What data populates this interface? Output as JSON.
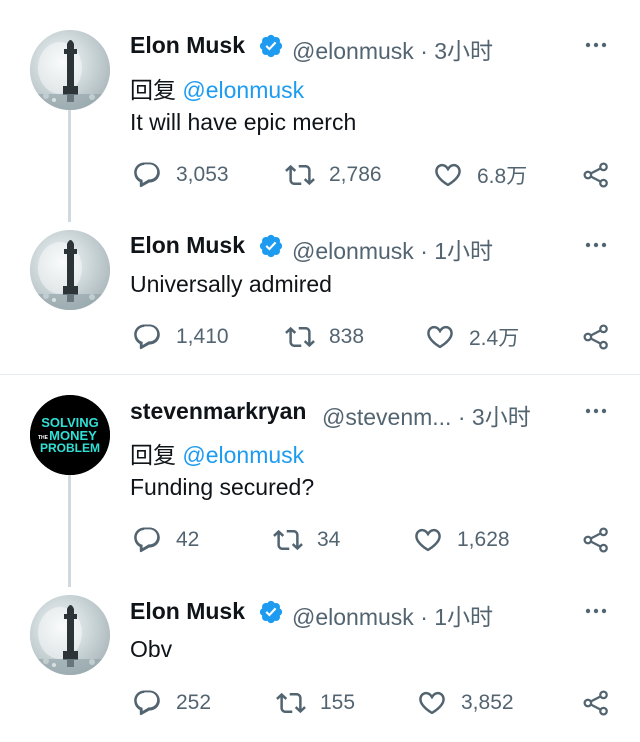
{
  "tweets": [
    {
      "name": "Elon Musk",
      "handle": "@elonmusk",
      "separator": "·",
      "time": "3小时",
      "reply_label": "回复",
      "reply_mention": "@elonmusk",
      "text": "It will have epic merch",
      "replies": "3,053",
      "retweets": "2,786",
      "likes": "6.8万"
    },
    {
      "name": "Elon Musk",
      "handle": "@elonmusk",
      "separator": "·",
      "time": "1小时",
      "text": "Universally admired",
      "replies": "1,410",
      "retweets": "838",
      "likes": "2.4万"
    },
    {
      "name": "stevenmarkryan",
      "handle": "@stevenm...",
      "separator": "·",
      "time": "3小时",
      "reply_label": "回复",
      "reply_mention": "@elonmusk",
      "text": "Funding secured?",
      "replies": "42",
      "retweets": "34",
      "likes": "1,628",
      "avatar_text": [
        "SOLVING",
        "MONEY",
        "PROBLEM"
      ],
      "avatar_small_text": "THE"
    },
    {
      "name": "Elon Musk",
      "handle": "@elonmusk",
      "separator": "·",
      "time": "1小时",
      "text": "Obv",
      "replies": "252",
      "retweets": "155",
      "likes": "3,852"
    }
  ],
  "colors": {
    "verified": "#1d9bf0",
    "mention": "#1d9bf0",
    "meta": "#536471",
    "avatar_text": "#2fe0d6"
  }
}
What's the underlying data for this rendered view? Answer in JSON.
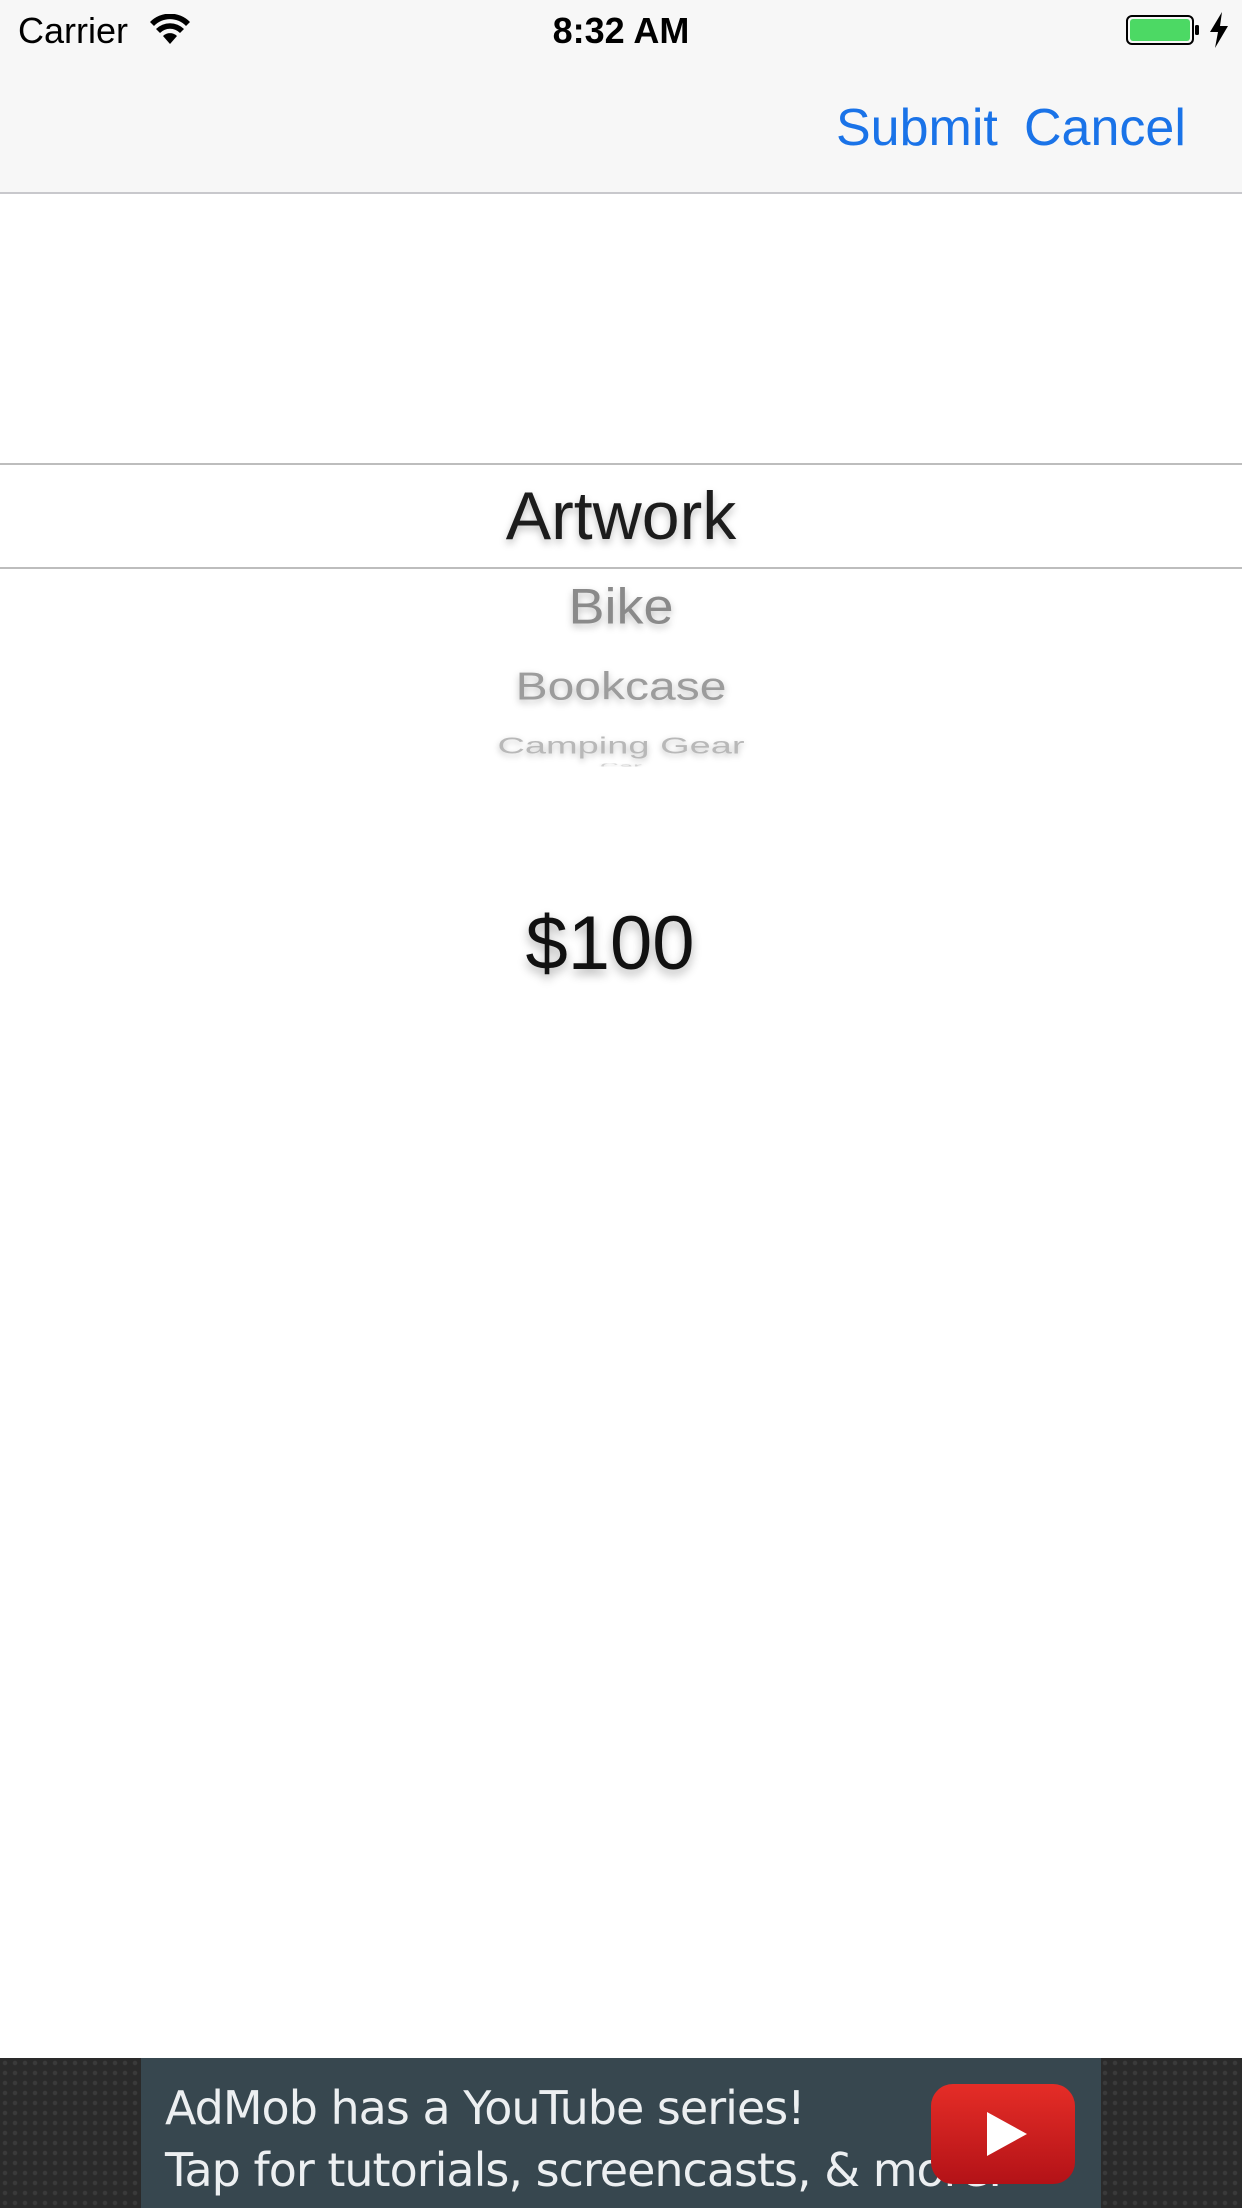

....

TASK GOAL:
Pull out all lines containing the word "likes" from the entries above.

FINISHED TASK:
      "likes": "6.8万"
      "likes": "2.4万"
      "likes": "1,628",
      "likes": "3,852"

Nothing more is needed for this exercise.